=== Input for this task ===
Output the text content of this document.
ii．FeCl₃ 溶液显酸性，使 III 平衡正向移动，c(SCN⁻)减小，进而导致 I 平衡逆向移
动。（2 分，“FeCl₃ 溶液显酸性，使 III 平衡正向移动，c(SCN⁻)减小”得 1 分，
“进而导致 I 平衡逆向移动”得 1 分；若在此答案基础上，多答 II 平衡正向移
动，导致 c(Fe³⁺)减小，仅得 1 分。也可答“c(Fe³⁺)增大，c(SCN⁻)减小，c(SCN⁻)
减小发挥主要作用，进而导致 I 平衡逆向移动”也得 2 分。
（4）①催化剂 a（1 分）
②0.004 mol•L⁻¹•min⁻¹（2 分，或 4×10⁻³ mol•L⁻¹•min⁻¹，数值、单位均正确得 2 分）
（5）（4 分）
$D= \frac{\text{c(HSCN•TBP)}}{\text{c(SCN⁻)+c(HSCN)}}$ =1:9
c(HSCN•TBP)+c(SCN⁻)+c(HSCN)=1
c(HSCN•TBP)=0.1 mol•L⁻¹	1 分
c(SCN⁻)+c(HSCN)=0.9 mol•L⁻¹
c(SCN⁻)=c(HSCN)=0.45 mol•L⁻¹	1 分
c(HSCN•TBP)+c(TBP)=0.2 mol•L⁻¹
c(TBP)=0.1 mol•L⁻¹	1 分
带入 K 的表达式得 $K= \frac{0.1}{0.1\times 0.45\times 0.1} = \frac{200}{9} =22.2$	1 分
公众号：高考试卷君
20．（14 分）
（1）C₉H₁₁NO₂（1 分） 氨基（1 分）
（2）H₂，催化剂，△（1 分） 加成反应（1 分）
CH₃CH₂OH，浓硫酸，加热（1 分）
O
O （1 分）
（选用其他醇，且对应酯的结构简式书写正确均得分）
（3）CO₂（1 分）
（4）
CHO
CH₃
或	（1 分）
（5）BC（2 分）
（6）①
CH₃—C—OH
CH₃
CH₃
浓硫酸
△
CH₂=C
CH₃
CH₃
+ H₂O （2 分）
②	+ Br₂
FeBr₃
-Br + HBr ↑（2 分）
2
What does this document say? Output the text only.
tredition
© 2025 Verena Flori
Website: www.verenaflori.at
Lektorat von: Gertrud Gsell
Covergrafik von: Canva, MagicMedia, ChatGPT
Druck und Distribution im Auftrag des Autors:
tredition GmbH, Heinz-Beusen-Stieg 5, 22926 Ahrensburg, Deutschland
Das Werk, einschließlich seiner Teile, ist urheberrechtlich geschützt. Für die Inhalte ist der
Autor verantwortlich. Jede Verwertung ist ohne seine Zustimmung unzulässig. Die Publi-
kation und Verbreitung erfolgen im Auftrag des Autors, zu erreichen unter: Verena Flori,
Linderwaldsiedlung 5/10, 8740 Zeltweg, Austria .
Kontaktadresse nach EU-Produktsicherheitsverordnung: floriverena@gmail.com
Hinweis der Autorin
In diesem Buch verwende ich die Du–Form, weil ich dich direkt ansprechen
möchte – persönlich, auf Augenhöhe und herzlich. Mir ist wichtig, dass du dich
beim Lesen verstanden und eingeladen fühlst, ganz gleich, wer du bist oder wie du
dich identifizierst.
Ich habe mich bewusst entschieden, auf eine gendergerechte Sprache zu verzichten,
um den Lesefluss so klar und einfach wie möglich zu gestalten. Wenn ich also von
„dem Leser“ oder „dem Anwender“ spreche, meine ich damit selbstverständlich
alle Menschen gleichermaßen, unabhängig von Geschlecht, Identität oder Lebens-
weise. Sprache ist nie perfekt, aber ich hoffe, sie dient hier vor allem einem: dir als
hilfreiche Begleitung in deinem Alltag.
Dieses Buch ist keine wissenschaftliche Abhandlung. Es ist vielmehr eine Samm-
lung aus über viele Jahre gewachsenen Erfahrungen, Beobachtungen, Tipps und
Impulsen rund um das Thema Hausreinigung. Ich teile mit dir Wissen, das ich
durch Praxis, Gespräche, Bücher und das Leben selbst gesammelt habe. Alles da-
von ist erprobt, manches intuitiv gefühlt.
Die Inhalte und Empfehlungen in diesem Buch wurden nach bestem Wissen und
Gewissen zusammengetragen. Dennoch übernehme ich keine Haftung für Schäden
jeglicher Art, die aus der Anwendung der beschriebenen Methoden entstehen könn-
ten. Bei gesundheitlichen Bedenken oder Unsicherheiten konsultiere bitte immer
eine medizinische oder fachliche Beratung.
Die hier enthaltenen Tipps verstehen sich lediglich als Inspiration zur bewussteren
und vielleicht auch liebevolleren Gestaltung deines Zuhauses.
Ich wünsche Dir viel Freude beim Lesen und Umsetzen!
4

=== Brief ===
Pull out every line holding "Lesen" from the records above, and copy it.

=== Task response ===
beim Lesen verstanden und eingeladen fühlst, ganz gleich, wer du bist oder wie du
Ich wünsche Dir viel Freude beim Lesen und Umsetzen!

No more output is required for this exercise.